- _PROBLEM REQUIREMENTS_
Of all the lines in the records, how many hold the word "pinpoint"? Answer with the number only.

- _MATERIAL FOR THE TASK_
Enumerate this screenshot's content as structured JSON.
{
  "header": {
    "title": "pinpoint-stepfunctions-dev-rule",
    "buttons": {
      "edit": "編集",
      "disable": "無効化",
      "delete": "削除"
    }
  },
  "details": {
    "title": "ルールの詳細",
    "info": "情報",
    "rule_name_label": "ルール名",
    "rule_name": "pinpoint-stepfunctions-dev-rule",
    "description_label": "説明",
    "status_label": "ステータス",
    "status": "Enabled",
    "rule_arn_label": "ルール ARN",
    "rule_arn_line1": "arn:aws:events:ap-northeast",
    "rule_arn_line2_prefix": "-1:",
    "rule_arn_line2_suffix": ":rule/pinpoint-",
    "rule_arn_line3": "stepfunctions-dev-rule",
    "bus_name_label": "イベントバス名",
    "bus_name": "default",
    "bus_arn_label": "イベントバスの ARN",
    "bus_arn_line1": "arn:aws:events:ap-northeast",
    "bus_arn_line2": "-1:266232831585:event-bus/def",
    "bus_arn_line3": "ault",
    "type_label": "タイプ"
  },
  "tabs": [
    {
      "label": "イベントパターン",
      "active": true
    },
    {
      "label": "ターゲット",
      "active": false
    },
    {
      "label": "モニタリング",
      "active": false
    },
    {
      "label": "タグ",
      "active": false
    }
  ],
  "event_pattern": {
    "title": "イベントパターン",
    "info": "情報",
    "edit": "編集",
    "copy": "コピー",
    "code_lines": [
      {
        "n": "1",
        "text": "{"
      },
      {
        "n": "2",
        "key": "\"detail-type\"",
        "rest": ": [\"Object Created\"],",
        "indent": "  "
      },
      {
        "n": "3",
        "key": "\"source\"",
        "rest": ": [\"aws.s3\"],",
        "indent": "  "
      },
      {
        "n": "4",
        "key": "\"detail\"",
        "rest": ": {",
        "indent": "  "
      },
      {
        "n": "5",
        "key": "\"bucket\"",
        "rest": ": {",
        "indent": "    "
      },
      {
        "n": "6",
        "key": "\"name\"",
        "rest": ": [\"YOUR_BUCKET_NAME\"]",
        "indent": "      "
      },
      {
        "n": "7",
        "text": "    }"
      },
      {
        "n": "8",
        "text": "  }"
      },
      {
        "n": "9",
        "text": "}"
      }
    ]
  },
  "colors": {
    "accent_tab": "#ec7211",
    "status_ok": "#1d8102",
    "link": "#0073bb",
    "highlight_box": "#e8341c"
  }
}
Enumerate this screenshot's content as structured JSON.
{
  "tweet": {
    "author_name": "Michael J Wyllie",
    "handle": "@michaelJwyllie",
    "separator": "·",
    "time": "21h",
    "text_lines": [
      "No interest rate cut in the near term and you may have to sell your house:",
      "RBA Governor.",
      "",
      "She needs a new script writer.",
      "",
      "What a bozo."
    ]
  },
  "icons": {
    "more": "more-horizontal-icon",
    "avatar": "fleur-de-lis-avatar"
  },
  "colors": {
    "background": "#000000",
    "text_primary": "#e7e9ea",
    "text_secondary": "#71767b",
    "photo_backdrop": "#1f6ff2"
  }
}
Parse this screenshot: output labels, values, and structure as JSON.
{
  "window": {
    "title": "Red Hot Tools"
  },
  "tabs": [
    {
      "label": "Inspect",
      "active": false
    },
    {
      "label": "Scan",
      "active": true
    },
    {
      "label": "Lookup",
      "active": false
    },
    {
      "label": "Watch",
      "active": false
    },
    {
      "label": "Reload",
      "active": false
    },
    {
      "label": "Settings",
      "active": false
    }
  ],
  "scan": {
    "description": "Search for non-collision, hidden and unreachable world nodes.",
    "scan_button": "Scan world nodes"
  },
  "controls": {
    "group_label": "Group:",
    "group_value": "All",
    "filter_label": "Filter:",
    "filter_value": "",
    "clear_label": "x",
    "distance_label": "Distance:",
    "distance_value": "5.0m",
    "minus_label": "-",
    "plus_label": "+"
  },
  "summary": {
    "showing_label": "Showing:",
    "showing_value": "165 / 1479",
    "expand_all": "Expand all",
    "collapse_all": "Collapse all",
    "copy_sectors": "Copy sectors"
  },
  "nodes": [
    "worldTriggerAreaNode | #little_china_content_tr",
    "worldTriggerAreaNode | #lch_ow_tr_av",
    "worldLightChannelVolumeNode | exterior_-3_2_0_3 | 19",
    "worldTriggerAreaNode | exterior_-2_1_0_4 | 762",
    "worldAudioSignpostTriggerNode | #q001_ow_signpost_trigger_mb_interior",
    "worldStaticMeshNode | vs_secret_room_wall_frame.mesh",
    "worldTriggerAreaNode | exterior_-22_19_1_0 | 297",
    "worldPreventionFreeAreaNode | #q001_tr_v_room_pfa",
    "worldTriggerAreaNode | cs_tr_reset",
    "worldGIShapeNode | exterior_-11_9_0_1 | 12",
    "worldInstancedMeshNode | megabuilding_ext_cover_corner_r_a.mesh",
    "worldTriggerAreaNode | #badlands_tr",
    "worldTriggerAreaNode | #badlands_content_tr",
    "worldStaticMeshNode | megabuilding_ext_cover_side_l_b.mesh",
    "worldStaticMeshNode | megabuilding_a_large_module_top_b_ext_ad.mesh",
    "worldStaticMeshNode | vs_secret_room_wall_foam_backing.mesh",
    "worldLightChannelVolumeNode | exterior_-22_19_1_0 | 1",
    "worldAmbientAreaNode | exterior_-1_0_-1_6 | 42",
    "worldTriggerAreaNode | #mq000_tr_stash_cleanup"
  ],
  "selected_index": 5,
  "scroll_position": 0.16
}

- _ANSWER IN FULL_
3